Objective => Only a number is expected: how many lines in the data below contain the word "with".

Stored rows =>
● ● ● ● ●
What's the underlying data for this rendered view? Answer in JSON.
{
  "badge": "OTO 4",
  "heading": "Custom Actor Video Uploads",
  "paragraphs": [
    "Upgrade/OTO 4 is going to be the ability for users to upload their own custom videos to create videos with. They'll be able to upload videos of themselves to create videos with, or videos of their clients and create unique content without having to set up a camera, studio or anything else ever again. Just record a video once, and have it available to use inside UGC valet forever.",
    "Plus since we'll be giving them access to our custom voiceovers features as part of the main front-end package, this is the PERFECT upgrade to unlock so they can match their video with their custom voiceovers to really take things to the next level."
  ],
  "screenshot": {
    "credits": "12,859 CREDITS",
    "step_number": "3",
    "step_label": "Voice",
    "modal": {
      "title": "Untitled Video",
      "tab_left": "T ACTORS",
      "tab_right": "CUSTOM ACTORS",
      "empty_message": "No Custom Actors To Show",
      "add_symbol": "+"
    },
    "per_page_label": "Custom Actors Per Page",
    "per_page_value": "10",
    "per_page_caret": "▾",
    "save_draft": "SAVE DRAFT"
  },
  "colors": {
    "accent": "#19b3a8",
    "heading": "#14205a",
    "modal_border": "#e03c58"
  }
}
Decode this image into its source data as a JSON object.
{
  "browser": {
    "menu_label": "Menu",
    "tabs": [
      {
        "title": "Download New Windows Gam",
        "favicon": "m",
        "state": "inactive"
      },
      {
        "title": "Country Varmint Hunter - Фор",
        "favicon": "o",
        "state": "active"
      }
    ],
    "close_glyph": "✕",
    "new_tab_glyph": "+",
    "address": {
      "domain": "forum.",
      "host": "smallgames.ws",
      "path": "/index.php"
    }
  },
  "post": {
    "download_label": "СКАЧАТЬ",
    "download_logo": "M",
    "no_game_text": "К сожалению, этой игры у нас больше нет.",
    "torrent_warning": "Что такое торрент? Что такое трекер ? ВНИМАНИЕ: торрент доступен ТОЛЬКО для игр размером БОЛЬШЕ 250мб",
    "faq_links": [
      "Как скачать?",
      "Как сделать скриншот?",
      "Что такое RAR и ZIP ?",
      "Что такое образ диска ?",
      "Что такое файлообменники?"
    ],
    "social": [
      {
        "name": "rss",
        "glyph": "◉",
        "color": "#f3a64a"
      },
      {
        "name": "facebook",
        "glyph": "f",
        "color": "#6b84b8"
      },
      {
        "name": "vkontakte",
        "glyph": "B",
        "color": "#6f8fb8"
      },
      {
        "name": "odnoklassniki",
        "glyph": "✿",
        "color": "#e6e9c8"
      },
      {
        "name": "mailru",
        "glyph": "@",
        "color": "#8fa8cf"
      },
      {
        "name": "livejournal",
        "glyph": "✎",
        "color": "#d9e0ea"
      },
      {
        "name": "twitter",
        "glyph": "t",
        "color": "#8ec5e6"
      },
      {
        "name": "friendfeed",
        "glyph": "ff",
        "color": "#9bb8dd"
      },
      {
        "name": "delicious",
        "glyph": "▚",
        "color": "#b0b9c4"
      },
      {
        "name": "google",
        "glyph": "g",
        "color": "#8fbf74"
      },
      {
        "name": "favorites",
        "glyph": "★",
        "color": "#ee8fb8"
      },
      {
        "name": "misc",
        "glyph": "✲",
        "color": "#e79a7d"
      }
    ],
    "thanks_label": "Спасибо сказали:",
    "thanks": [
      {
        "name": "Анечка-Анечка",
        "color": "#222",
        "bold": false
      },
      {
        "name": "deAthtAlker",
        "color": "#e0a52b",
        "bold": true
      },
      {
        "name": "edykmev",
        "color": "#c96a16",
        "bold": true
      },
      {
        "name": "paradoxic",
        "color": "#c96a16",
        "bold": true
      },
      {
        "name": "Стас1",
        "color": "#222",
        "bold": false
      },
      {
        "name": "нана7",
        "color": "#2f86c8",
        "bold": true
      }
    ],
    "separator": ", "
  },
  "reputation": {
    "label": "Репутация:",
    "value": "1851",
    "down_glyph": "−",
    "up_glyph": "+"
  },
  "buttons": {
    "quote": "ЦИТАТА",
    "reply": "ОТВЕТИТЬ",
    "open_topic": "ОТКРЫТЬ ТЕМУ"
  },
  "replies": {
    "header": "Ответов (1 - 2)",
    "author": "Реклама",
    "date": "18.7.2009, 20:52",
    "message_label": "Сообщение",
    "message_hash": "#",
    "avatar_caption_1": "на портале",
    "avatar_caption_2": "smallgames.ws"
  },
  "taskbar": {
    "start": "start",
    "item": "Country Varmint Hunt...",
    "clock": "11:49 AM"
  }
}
● ● ● ● ●
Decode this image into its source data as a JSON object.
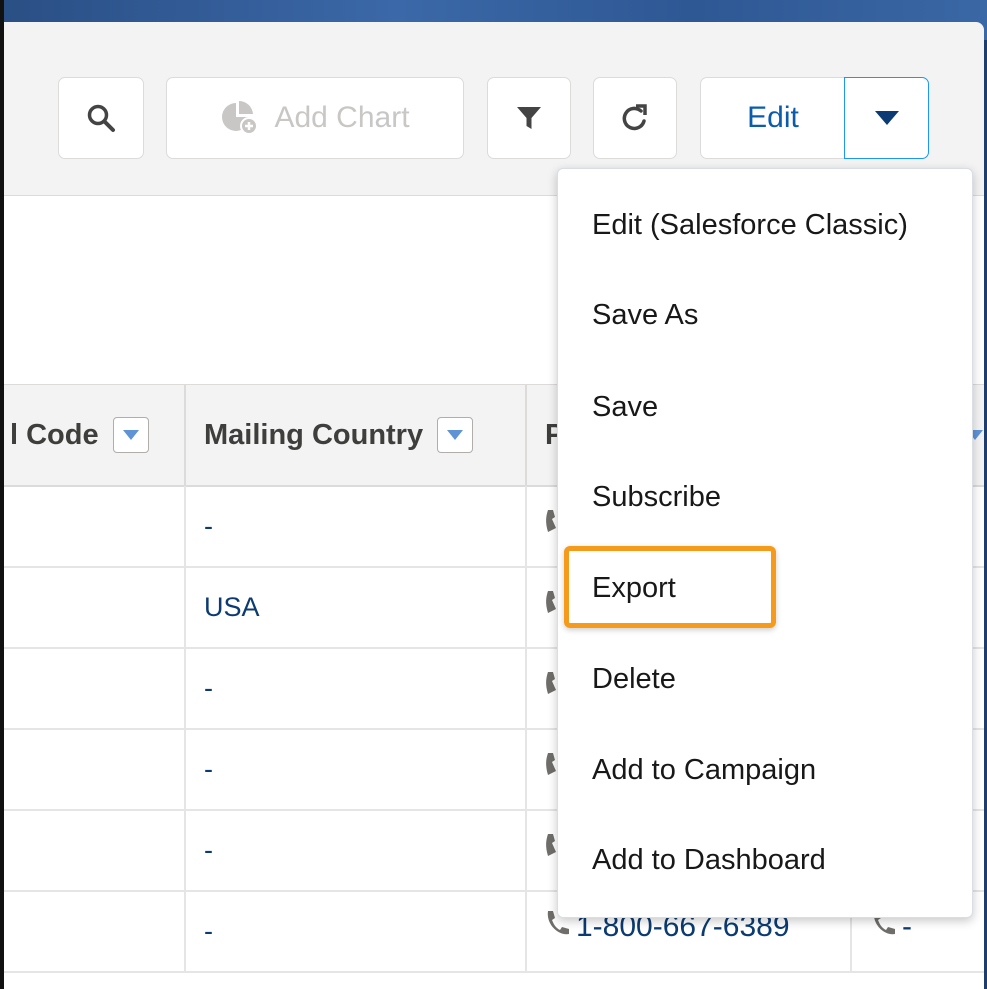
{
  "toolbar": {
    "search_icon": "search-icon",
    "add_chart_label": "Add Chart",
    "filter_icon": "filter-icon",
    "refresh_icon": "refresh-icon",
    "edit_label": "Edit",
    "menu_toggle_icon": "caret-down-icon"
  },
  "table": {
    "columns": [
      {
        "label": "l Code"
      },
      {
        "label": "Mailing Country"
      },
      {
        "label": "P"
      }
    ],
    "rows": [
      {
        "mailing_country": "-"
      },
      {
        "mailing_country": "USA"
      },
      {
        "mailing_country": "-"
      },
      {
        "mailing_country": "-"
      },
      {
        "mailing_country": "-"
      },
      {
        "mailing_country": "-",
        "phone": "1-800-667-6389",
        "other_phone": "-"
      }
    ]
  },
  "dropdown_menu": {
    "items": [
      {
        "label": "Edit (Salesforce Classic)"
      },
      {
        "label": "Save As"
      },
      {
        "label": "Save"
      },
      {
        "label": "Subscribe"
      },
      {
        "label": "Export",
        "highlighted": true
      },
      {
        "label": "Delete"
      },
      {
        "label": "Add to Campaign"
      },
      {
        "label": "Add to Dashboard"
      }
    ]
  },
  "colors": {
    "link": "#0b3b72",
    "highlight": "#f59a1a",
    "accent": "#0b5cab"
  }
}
● ● ● ● ●
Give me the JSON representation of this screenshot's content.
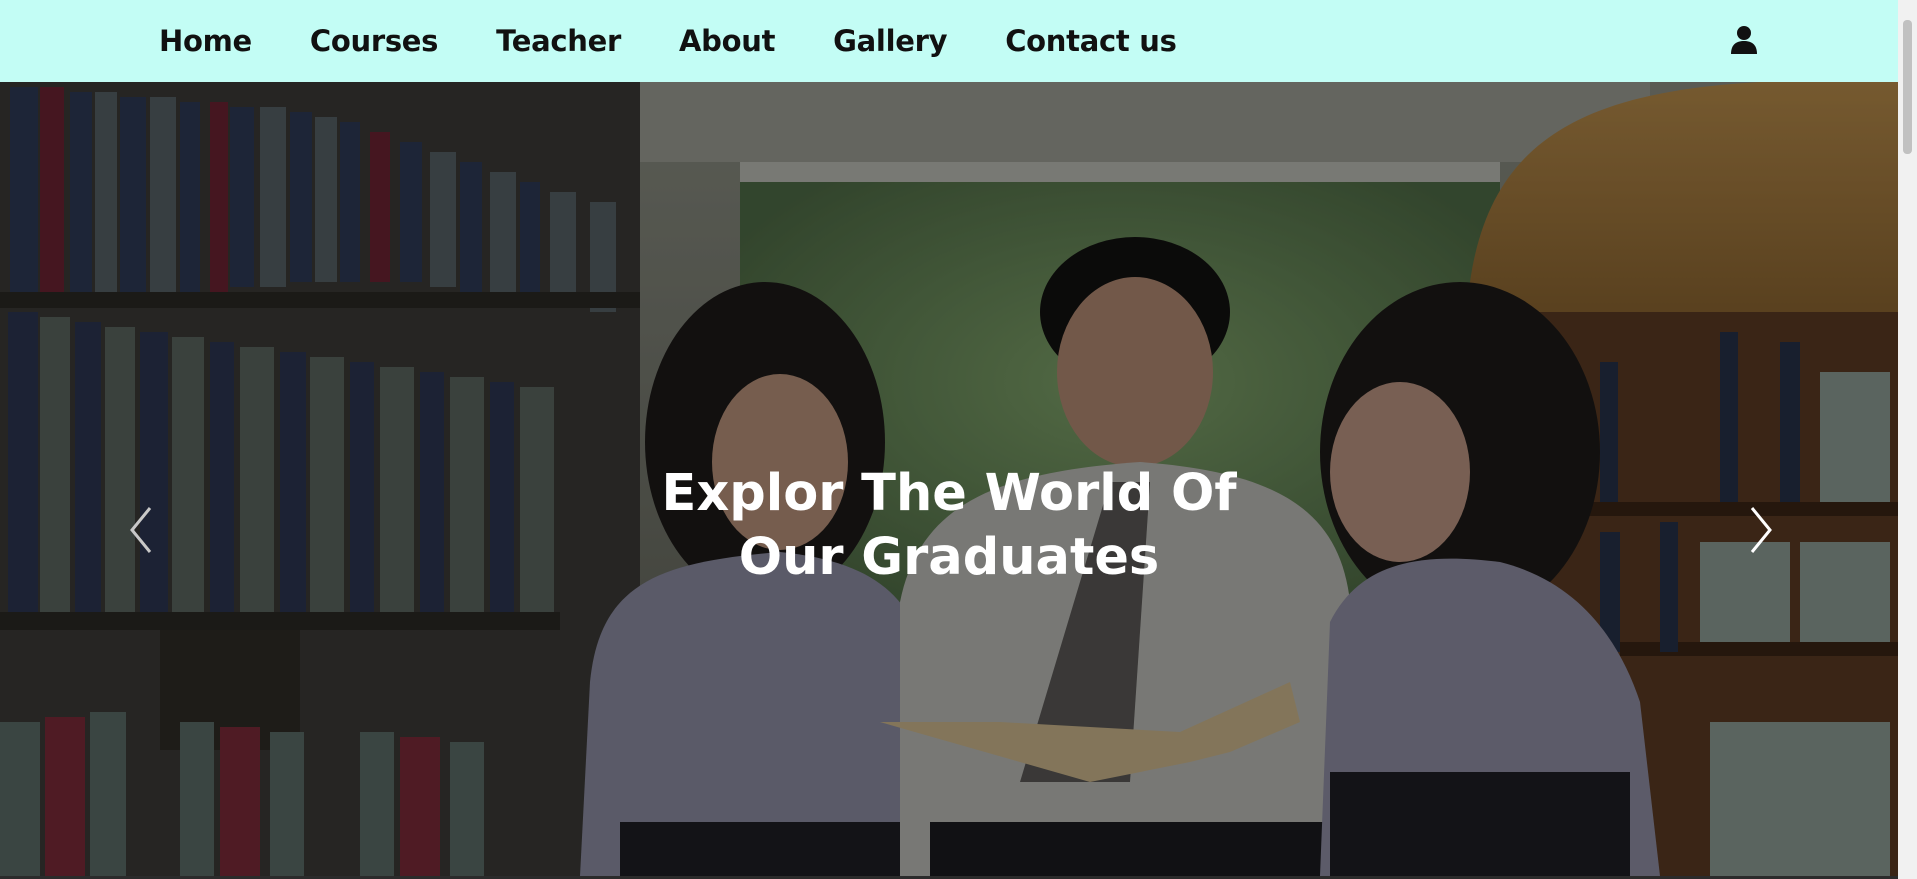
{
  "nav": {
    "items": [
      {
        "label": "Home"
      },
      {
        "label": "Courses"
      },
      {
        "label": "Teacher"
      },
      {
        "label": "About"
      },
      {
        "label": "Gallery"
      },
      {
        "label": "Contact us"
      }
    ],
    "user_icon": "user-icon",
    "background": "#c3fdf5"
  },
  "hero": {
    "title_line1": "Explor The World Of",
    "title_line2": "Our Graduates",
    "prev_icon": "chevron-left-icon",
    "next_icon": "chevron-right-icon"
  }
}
● ● ● ● ●
Exercise solution => 2